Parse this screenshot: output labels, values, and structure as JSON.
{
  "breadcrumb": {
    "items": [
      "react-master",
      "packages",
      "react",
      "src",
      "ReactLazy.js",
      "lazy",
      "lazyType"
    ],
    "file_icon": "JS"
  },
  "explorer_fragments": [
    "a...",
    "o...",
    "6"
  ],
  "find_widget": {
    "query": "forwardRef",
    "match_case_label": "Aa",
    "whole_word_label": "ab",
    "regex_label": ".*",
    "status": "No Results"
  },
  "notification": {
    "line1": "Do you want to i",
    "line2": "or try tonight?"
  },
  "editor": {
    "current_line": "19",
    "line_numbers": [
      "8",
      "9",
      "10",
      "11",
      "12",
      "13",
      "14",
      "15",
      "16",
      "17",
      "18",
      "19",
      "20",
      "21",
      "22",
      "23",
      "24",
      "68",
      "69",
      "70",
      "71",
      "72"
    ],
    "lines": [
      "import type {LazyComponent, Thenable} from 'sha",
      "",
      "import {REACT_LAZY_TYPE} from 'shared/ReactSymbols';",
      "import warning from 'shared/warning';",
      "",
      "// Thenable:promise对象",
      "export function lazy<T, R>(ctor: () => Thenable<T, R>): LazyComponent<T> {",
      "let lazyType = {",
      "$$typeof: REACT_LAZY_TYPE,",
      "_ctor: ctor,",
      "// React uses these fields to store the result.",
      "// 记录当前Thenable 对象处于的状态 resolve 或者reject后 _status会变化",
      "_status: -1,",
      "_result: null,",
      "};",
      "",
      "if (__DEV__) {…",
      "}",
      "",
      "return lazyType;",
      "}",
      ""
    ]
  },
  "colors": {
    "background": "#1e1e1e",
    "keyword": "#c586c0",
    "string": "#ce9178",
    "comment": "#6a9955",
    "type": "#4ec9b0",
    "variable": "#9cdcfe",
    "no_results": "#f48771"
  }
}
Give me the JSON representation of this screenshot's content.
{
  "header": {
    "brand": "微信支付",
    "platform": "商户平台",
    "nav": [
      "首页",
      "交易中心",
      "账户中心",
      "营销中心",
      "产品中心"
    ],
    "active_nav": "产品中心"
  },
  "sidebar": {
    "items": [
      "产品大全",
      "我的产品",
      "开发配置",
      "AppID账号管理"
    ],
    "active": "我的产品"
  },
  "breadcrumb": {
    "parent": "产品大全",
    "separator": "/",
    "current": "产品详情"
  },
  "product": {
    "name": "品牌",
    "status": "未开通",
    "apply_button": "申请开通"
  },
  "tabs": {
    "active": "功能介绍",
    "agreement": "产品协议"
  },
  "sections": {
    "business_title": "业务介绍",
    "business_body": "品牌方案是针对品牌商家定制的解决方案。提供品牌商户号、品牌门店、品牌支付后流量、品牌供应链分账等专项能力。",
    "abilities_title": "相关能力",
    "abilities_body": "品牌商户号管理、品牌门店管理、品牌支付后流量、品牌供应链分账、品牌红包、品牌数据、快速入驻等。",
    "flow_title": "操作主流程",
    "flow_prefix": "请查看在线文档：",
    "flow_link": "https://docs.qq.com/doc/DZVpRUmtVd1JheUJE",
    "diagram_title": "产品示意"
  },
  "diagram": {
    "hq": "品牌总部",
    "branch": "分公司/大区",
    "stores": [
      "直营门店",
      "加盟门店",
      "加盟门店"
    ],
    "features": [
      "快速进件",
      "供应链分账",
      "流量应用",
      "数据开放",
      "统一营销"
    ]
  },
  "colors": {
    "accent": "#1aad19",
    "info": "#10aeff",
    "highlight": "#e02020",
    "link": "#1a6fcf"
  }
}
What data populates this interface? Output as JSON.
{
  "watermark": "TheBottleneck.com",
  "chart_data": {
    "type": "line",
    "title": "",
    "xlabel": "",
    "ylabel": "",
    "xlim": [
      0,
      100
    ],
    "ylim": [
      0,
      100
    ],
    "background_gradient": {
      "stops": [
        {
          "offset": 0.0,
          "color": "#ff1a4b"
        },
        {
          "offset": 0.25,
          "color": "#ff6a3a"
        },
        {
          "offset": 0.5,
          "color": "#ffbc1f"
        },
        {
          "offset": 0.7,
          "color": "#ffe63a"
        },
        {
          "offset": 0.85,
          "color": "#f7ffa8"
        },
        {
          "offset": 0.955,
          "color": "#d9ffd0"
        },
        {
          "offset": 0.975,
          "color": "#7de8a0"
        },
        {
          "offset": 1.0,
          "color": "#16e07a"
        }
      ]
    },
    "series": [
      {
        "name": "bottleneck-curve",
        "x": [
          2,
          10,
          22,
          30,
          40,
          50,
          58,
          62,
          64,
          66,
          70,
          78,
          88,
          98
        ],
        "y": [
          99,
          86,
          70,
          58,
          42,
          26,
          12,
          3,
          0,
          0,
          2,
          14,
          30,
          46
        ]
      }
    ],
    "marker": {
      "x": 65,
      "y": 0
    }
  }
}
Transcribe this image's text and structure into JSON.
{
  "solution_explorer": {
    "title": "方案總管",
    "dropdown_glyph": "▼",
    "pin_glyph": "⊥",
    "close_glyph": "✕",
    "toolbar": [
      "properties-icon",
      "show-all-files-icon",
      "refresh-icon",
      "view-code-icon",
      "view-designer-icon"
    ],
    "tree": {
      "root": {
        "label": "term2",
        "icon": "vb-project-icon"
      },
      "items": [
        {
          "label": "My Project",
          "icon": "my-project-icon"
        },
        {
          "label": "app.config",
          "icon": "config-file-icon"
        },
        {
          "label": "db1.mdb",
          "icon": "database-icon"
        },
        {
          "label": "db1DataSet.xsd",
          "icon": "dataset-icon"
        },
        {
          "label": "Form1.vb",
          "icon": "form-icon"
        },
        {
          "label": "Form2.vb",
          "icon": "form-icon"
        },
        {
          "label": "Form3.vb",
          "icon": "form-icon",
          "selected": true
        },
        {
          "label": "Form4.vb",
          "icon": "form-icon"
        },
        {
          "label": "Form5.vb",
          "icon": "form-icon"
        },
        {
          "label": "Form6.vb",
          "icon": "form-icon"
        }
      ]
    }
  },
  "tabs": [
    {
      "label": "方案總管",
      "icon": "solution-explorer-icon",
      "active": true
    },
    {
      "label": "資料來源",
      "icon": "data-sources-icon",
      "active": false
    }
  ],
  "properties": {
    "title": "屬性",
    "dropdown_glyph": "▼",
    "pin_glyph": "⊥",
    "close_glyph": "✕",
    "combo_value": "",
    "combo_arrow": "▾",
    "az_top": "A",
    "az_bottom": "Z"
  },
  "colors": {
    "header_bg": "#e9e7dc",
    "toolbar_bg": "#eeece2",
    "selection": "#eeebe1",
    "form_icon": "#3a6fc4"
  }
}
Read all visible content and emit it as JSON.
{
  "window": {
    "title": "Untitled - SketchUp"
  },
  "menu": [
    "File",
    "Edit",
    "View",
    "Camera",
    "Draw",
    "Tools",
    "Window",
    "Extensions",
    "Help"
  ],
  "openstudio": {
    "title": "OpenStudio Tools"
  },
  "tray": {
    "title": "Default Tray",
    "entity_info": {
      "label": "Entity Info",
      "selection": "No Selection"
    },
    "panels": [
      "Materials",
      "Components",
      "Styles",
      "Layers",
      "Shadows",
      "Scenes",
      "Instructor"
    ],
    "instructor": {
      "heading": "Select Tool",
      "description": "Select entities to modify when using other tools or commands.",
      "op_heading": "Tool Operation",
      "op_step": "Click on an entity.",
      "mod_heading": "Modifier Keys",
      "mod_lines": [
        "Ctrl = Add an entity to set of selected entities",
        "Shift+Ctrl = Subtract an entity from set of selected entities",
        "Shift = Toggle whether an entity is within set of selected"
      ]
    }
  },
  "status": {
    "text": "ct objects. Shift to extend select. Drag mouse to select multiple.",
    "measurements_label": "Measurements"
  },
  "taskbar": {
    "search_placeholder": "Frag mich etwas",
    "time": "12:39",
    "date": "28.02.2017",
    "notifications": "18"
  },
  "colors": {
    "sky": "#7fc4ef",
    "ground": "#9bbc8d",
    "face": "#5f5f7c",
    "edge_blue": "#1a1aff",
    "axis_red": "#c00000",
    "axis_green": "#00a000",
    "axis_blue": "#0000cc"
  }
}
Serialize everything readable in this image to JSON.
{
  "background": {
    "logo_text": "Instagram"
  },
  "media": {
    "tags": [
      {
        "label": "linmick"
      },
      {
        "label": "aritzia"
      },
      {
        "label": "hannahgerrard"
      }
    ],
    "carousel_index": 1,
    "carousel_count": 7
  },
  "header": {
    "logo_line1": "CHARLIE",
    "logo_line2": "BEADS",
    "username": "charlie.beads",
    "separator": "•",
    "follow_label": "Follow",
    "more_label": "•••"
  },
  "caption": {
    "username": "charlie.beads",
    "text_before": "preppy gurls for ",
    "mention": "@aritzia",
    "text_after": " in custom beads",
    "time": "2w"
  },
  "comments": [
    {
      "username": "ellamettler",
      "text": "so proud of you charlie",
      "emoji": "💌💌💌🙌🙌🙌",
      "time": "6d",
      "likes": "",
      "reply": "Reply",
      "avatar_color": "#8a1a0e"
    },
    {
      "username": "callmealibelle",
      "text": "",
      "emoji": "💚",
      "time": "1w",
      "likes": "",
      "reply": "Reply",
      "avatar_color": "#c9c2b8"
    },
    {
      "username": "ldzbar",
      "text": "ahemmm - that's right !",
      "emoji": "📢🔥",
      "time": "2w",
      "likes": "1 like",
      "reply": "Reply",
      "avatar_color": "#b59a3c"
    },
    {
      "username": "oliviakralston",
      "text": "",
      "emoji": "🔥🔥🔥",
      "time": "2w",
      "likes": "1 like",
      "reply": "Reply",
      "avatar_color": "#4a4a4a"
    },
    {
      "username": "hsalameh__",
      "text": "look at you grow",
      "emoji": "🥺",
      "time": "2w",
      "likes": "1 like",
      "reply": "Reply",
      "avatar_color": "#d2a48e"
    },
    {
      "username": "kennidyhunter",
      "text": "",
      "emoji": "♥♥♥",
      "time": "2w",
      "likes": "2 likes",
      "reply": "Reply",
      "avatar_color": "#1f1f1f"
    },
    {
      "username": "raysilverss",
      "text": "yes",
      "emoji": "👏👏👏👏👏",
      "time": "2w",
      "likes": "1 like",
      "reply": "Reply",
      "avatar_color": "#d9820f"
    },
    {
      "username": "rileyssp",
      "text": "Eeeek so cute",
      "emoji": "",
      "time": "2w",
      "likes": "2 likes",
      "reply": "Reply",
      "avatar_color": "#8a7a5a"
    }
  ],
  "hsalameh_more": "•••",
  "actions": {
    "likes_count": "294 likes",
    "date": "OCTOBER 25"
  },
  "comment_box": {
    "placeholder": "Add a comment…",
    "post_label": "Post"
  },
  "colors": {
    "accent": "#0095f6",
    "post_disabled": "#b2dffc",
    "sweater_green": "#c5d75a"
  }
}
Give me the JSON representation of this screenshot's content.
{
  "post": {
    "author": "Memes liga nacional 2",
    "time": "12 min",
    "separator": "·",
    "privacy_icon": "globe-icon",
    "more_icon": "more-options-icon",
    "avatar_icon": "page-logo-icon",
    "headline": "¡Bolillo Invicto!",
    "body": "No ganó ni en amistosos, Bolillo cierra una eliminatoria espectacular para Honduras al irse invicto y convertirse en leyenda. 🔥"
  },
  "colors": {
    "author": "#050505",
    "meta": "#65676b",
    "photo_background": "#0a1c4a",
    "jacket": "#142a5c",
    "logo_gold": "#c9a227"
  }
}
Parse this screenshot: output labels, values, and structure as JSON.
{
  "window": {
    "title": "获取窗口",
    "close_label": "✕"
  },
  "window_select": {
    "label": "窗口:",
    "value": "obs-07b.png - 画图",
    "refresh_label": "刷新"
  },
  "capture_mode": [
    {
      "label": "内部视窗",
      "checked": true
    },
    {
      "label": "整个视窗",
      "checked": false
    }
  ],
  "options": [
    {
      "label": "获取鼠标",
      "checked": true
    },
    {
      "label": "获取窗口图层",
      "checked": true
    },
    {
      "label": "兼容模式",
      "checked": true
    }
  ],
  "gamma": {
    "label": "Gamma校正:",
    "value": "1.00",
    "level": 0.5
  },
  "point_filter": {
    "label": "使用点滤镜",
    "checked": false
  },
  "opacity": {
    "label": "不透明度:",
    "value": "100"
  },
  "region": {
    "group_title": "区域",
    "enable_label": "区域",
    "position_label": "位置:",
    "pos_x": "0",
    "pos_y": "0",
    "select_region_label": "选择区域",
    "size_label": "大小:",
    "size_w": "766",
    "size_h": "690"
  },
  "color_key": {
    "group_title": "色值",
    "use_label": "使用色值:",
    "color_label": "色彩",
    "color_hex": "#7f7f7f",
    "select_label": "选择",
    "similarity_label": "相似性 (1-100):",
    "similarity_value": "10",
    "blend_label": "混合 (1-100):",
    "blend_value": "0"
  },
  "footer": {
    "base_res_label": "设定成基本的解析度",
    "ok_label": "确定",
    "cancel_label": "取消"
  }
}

□ □ □

» **Work required**:
Search the entries for the word "username" and copy every line that has it.

» **Solution to the problem**:
    "username": "charlie.beads",
    "username": "charlie.beads",
      "username": "ellamettler",
      "username": "callmealibelle",
      "username": "ldzbar",
      "username": "oliviakralston",
      "username": "hsalameh__",
      "username": "kennidyhunter",
      "username": "raysilverss",
      "username": "rileyssp",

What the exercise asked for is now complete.